*Description of the task:* Return a copy of each line that holds the string "want".

*Dataset excerpts:*
>> BEGIN

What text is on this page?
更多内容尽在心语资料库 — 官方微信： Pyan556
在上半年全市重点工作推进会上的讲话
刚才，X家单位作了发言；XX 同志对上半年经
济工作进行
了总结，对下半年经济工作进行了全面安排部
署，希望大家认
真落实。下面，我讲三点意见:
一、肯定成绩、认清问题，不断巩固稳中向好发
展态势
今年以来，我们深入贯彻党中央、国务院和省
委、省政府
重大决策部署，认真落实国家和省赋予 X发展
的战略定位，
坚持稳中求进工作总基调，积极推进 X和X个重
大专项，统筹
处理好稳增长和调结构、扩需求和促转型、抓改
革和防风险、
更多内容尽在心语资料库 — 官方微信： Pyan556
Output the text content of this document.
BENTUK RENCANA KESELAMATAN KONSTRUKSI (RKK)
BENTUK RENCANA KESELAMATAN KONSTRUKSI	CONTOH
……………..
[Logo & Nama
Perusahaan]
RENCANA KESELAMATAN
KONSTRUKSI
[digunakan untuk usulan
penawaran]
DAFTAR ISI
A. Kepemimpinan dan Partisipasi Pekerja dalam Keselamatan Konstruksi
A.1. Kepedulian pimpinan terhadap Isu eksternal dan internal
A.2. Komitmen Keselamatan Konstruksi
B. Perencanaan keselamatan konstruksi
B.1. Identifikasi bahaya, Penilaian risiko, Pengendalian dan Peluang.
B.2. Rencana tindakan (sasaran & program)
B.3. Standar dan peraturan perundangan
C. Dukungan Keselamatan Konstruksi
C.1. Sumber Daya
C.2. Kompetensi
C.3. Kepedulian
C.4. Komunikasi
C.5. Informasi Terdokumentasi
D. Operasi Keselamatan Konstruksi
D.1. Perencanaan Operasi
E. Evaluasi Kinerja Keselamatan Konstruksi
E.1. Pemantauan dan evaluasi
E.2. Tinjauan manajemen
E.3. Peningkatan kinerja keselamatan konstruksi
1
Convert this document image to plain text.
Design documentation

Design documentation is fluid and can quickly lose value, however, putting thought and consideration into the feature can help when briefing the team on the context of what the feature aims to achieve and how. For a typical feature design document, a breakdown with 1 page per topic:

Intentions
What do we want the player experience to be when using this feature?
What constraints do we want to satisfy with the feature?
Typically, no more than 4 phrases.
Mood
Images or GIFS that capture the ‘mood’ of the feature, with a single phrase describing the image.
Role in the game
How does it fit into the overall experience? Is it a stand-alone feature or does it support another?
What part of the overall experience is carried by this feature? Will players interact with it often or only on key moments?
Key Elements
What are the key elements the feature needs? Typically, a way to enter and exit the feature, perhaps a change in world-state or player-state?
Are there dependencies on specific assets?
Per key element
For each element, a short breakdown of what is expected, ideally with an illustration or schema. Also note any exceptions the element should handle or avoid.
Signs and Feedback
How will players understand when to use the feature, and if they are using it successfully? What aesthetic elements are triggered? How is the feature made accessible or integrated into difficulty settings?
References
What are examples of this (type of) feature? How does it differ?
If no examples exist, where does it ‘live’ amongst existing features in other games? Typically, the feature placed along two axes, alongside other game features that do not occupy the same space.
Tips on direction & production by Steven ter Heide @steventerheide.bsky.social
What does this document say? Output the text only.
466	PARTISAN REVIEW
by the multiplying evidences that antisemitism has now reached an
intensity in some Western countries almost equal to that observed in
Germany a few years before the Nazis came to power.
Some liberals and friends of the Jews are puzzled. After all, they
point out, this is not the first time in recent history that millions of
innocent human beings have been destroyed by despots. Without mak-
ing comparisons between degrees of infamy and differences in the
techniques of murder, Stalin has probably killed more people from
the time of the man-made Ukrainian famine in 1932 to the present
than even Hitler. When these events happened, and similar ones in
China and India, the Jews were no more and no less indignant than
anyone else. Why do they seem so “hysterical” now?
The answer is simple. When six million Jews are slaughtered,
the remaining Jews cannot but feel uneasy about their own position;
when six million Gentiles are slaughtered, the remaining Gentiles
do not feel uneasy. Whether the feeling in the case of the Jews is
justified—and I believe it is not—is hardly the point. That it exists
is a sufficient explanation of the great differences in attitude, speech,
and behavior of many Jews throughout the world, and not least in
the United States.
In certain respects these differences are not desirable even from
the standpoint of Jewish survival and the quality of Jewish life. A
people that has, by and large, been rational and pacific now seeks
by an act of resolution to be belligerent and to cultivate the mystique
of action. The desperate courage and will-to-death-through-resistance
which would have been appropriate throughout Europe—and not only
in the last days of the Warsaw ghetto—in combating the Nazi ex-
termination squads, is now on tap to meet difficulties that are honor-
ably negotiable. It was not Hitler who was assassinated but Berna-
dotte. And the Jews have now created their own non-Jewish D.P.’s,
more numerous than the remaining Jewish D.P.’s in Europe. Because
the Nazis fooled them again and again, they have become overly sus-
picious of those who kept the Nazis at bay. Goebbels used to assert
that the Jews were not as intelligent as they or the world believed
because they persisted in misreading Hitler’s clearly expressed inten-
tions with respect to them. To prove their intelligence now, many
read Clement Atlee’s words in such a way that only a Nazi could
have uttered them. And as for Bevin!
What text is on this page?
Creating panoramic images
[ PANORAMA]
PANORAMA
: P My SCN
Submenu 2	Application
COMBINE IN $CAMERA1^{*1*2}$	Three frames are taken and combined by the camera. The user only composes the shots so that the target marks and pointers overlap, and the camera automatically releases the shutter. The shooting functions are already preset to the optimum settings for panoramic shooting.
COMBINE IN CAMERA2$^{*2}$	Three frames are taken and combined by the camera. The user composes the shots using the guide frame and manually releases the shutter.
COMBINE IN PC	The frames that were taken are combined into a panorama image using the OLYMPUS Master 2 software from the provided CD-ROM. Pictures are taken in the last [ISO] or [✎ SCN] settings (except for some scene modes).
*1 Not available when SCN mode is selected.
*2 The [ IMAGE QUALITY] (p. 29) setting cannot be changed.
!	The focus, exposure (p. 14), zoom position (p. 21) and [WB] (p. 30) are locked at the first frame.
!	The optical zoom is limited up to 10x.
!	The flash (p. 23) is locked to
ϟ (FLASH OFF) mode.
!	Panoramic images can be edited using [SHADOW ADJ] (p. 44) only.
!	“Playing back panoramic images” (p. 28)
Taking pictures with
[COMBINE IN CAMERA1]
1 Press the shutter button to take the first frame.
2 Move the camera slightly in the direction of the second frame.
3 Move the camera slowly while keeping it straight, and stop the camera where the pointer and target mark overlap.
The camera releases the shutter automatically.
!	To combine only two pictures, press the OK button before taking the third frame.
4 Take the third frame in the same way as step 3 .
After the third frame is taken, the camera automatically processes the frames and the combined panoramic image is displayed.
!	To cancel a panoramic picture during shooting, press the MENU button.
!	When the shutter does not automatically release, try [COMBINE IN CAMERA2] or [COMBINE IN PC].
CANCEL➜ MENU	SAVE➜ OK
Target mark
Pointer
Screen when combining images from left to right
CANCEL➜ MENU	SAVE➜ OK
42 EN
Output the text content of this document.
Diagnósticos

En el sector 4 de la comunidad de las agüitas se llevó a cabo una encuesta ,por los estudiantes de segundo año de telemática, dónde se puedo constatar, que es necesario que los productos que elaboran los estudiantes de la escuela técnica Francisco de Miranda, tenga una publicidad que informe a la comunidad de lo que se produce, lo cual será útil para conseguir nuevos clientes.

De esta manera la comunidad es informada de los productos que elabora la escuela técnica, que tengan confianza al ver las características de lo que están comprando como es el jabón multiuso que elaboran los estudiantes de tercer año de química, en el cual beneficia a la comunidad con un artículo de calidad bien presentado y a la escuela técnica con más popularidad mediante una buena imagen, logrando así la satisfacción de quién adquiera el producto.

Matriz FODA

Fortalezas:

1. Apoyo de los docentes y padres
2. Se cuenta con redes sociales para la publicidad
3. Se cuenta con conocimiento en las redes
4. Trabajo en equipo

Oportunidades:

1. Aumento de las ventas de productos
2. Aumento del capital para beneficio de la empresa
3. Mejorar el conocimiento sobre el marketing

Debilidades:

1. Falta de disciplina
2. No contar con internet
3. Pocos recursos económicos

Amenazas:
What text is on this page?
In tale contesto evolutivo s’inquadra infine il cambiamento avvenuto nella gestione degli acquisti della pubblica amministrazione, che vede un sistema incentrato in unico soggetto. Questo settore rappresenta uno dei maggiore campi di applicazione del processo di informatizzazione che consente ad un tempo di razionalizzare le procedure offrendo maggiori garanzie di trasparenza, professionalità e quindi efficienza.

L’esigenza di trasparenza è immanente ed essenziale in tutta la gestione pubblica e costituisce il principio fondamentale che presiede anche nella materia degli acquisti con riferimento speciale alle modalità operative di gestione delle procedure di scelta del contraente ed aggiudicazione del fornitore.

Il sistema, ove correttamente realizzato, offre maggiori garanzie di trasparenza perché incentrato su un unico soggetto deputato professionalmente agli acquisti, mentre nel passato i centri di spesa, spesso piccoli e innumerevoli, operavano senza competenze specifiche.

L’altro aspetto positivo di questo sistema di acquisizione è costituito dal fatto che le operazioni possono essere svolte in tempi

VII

>> END

*Response below:*
What do we want the player experience to be when using this feature?
What constraints do we want to satisfy with the feature?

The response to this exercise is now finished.